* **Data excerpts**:
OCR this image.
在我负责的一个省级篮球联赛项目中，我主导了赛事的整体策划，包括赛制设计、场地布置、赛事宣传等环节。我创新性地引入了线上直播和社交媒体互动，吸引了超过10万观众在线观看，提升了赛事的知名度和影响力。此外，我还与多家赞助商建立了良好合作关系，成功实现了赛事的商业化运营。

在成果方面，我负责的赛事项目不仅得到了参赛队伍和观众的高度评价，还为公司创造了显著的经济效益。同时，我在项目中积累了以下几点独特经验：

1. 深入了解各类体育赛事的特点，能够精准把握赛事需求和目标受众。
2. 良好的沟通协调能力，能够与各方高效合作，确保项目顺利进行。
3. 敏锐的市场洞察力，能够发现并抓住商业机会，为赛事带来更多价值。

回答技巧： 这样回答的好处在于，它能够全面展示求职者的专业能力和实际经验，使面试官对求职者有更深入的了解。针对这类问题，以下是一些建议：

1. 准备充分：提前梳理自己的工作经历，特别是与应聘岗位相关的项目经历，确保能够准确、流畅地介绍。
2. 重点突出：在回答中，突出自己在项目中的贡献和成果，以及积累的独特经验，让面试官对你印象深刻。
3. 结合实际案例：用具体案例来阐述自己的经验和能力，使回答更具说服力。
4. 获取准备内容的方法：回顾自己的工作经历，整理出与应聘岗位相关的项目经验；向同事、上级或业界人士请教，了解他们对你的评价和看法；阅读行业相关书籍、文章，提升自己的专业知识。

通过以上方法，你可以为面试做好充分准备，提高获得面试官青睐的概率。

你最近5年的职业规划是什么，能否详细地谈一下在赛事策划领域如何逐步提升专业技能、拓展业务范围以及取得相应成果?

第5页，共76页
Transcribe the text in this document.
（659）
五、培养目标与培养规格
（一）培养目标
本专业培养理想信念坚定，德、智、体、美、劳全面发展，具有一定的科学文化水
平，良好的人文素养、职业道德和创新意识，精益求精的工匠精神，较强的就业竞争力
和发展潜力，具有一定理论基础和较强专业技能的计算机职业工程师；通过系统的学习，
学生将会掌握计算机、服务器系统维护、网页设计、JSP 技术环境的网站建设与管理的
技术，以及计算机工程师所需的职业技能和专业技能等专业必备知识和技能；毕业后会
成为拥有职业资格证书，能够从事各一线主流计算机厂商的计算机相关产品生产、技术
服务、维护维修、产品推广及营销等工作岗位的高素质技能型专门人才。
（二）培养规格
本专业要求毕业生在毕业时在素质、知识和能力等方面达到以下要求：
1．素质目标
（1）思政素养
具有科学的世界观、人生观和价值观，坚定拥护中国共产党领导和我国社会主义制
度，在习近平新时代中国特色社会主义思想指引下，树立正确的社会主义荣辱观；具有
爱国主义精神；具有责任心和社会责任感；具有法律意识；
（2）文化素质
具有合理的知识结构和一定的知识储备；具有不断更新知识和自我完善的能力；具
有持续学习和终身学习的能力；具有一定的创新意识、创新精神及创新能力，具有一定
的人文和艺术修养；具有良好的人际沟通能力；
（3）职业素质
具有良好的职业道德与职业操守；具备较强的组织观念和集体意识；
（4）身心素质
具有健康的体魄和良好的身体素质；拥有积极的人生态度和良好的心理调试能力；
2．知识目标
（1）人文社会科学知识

* **Task**: Retype the records in full. Keep every line identical to the original.

* **Output of the task**:
OCR this image.
在我负责的一个省级篮球联赛项目中，我主导了赛事的整体策划，包括赛制设计、场地布置、赛事宣传等环节。我创新性地引入了线上直播和社交媒体互动，吸引了超过10万观众在线观看，提升了赛事的知名度和影响力。此外，我还与多家赞助商建立了良好合作关系，成功实现了赛事的商业化运营。

在成果方面，我负责的赛事项目不仅得到了参赛队伍和观众的高度评价，还为公司创造了显著的经济效益。同时，我在项目中积累了以下几点独特经验：

1. 深入了解各类体育赛事的特点，能够精准把握赛事需求和目标受众。
2. 良好的沟通协调能力，能够与各方高效合作，确保项目顺利进行。
3. 敏锐的市场洞察力，能够发现并抓住商业机会，为赛事带来更多价值。

回答技巧： 这样回答的好处在于，它能够全面展示求职者的专业能力和实际经验，使面试官对求职者有更深入的了解。针对这类问题，以下是一些建议：

1. 准备充分：提前梳理自己的工作经历，特别是与应聘岗位相关的项目经历，确保能够准确、流畅地介绍。
2. 重点突出：在回答中，突出自己在项目中的贡献和成果，以及积累的独特经验，让面试官对你印象深刻。
3. 结合实际案例：用具体案例来阐述自己的经验和能力，使回答更具说服力。
4. 获取准备内容的方法：回顾自己的工作经历，整理出与应聘岗位相关的项目经验；向同事、上级或业界人士请教，了解他们对你的评价和看法；阅读行业相关书籍、文章，提升自己的专业知识。

通过以上方法，你可以为面试做好充分准备，提高获得面试官青睐的概率。

你最近5年的职业规划是什么，能否详细地谈一下在赛事策划领域如何逐步提升专业技能、拓展业务范围以及取得相应成果?

第5页，共76页
Transcribe the text in this document.
（659）
五、培养目标与培养规格
（一）培养目标
本专业培养理想信念坚定，德、智、体、美、劳全面发展，具有一定的科学文化水
平，良好的人文素养、职业道德和创新意识，精益求精的工匠精神，较强的就业竞争力
和发展潜力，具有一定理论基础和较强专业技能的计算机职业工程师；通过系统的学习，
学生将会掌握计算机、服务器系统维护、网页设计、JSP 技术环境的网站建设与管理的
技术，以及计算机工程师所需的职业技能和专业技能等专业必备知识和技能；毕业后会
成为拥有职业资格证书，能够从事各一线主流计算机厂商的计算机相关产品生产、技术
服务、维护维修、产品推广及营销等工作岗位的高素质技能型专门人才。
（二）培养规格
本专业要求毕业生在毕业时在素质、知识和能力等方面达到以下要求：
1．素质目标
（1）思政素养
具有科学的世界观、人生观和价值观，坚定拥护中国共产党领导和我国社会主义制
度，在习近平新时代中国特色社会主义思想指引下，树立正确的社会主义荣辱观；具有
爱国主义精神；具有责任心和社会责任感；具有法律意识；
（2）文化素质
具有合理的知识结构和一定的知识储备；具有不断更新知识和自我完善的能力；具
有持续学习和终身学习的能力；具有一定的创新意识、创新精神及创新能力，具有一定
的人文和艺术修养；具有良好的人际沟通能力；
（3）职业素质
具有良好的职业道德与职业操守；具备较强的组织观念和集体意识；
（4）身心素质
具有健康的体魄和良好的身体素质；拥有积极的人生态度和良好的心理调试能力；
2．知识目标
（1）人文社会科学知识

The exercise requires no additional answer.